(Entries excerpted from a collection)
● ● ● ● ● ● ●
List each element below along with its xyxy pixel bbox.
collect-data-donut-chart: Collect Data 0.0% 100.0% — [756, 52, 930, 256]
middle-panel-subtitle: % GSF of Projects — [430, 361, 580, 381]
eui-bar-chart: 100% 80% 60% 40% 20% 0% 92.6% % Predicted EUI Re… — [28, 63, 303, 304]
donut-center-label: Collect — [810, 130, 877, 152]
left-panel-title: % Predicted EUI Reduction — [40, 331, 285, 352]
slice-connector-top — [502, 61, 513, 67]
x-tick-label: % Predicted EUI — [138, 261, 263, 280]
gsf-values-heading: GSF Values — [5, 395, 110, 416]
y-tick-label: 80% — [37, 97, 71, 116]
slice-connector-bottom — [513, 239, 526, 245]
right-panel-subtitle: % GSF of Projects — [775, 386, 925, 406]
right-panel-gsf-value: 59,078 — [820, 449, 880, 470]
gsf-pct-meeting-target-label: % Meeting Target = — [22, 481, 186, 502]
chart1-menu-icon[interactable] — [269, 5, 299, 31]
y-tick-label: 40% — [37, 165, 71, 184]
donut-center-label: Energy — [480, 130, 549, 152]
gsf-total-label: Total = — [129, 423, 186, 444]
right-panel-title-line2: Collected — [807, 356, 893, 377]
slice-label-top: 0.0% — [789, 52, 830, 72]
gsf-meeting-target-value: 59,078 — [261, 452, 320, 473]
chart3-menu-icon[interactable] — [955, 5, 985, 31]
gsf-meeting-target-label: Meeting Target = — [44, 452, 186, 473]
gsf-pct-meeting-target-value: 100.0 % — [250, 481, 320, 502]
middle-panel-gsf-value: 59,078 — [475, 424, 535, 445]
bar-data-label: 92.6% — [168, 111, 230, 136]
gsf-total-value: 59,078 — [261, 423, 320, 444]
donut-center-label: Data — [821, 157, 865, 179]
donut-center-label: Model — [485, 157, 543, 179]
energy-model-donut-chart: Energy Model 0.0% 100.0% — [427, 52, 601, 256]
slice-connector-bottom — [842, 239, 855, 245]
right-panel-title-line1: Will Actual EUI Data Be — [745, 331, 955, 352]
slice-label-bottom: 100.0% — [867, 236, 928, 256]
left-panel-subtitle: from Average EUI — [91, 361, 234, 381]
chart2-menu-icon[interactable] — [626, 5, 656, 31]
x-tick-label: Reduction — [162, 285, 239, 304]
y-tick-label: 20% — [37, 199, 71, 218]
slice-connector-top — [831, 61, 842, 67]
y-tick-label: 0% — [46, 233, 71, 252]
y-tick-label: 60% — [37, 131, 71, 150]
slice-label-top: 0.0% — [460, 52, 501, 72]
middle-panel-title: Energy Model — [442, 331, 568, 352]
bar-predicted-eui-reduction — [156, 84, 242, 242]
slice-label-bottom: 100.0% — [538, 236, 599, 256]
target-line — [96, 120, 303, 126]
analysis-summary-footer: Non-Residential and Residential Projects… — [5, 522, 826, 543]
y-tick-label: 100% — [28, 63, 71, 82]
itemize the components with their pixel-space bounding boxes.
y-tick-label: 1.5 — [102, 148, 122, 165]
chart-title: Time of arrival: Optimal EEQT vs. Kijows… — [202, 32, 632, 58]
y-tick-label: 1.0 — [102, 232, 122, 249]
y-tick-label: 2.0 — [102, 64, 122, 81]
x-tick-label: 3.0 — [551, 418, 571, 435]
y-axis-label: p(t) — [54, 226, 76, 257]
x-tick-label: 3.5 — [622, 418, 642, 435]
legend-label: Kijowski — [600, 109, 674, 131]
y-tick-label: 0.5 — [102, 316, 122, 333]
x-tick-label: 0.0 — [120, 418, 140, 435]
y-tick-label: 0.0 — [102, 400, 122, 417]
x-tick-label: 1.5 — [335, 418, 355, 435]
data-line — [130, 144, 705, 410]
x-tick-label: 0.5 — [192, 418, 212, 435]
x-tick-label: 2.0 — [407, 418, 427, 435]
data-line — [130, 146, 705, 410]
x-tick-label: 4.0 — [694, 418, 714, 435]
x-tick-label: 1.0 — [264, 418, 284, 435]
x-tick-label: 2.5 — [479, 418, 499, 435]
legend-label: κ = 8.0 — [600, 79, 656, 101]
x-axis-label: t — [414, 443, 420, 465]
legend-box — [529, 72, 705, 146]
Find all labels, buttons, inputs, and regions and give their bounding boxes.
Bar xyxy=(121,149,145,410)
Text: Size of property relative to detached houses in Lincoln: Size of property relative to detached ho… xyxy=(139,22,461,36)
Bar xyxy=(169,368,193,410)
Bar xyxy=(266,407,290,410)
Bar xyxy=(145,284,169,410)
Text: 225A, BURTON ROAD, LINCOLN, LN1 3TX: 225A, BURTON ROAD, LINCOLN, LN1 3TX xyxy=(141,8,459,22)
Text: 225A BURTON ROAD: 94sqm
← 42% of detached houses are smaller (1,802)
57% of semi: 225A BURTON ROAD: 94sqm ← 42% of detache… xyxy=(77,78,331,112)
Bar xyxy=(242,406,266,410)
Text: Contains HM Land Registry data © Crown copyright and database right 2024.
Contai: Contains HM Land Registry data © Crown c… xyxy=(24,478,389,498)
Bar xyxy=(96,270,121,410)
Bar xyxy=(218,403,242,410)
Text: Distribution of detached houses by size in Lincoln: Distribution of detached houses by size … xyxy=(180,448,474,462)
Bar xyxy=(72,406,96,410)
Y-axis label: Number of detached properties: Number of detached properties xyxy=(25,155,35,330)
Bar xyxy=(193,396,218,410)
● ● ● ● ● ● ●
THE EXERCISE →
Please rewrite the entries from the very first line through the line containing "y-tick-label: 80% — [37, 97, 71, 116]", changing "Predicted" to "Projected" wherever it occurs and leaving everything else unchanged.

OUTPUT OF THE EXERCISE →
List each element below along with its xyxy pixel bbox.
collect-data-donut-chart: Collect Data 0.0% 100.0% — [756, 52, 930, 256]
middle-panel-subtitle: % GSF of Projects — [430, 361, 580, 381]
eui-bar-chart: 100% 80% 60% 40% 20% 0% 92.6% % Projected EUI Re… — [28, 63, 303, 304]
donut-center-label: Collect — [810, 130, 877, 152]
left-panel-title: % Projected EUI Reduction — [40, 331, 285, 352]
slice-connector-top — [502, 61, 513, 67]
x-tick-label: % Projected EUI — [138, 261, 263, 280]
gsf-values-heading: GSF Values — [5, 395, 110, 416]
y-tick-label: 80% — [37, 97, 71, 116]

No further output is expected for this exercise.